### Given records

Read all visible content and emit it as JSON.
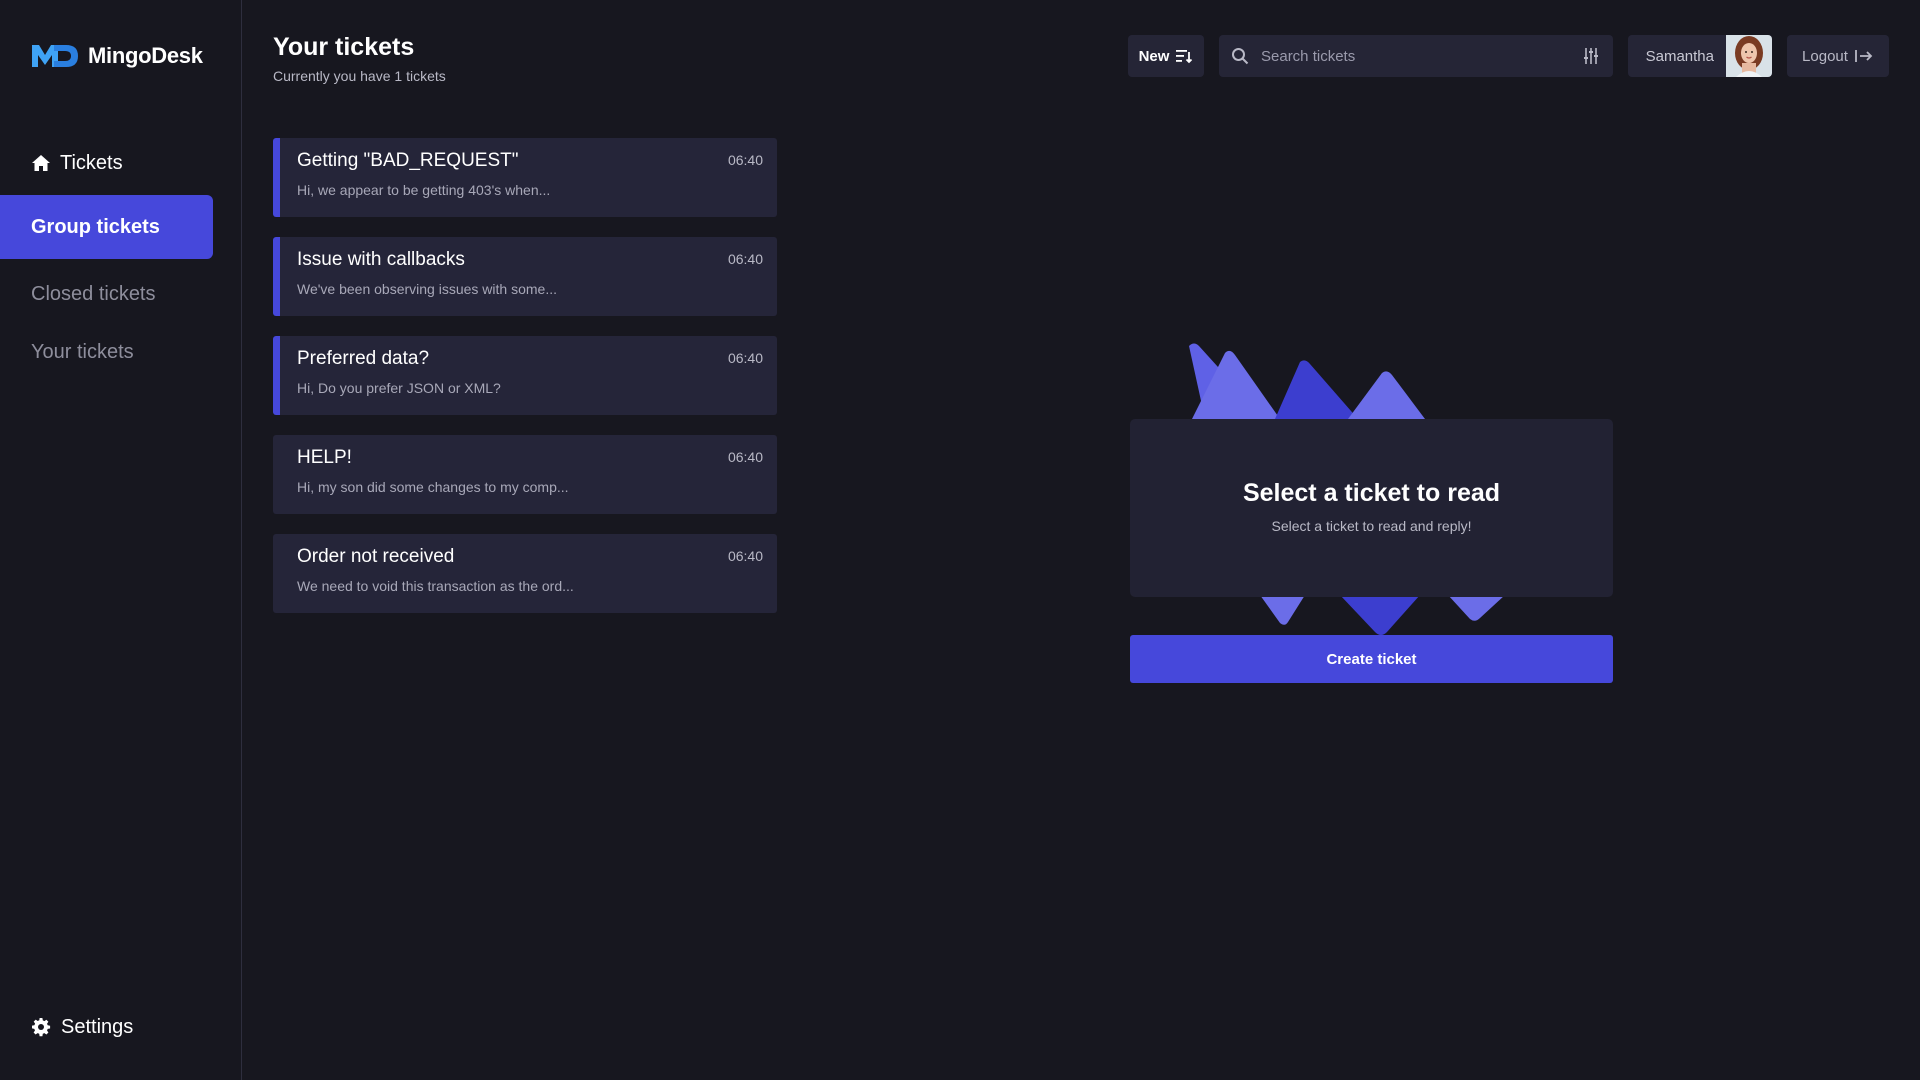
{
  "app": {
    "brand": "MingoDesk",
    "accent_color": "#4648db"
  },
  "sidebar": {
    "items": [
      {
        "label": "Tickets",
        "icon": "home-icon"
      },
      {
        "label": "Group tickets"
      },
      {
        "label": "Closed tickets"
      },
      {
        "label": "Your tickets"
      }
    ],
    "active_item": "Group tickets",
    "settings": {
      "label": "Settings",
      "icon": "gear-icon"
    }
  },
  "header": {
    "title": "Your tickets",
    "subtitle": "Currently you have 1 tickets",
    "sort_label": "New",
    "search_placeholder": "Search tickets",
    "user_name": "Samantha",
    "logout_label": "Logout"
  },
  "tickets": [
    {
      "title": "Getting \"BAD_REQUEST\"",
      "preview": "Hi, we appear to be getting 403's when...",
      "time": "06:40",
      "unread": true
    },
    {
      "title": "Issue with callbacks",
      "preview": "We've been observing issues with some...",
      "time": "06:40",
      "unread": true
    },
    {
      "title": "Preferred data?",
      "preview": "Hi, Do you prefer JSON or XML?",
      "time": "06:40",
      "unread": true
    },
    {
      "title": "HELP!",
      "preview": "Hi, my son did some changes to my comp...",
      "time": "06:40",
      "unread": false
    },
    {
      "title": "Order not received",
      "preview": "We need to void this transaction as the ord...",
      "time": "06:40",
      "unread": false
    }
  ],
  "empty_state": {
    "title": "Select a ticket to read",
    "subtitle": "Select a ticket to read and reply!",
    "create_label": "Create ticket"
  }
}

### What you need to do
Write out the full set of lines verbatim, without the pictures.

### Complete response
Read all visible content and emit it as JSON.
{
  "app": {
    "brand": "MingoDesk",
    "accent_color": "#4648db"
  },
  "sidebar": {
    "items": [
      {
        "label": "Tickets",
        "icon": "home-icon"
      },
      {
        "label": "Group tickets"
      },
      {
        "label": "Closed tickets"
      },
      {
        "label": "Your tickets"
      }
    ],
    "active_item": "Group tickets",
    "settings": {
      "label": "Settings",
      "icon": "gear-icon"
    }
  },
  "header": {
    "title": "Your tickets",
    "subtitle": "Currently you have 1 tickets",
    "sort_label": "New",
    "search_placeholder": "Search tickets",
    "user_name": "Samantha",
    "logout_label": "Logout"
  },
  "tickets": [
    {
      "title": "Getting \"BAD_REQUEST\"",
      "preview": "Hi, we appear to be getting 403's when...",
      "time": "06:40",
      "unread": true
    },
    {
      "title": "Issue with callbacks",
      "preview": "We've been observing issues with some...",
      "time": "06:40",
      "unread": true
    },
    {
      "title": "Preferred data?",
      "preview": "Hi, Do you prefer JSON or XML?",
      "time": "06:40",
      "unread": true
    },
    {
      "title": "HELP!",
      "preview": "Hi, my son did some changes to my comp...",
      "time": "06:40",
      "unread": false
    },
    {
      "title": "Order not received",
      "preview": "We need to void this transaction as the ord...",
      "time": "06:40",
      "unread": false
    }
  ],
  "empty_state": {
    "title": "Select a ticket to read",
    "subtitle": "Select a ticket to read and reply!",
    "create_label": "Create ticket"
  }
}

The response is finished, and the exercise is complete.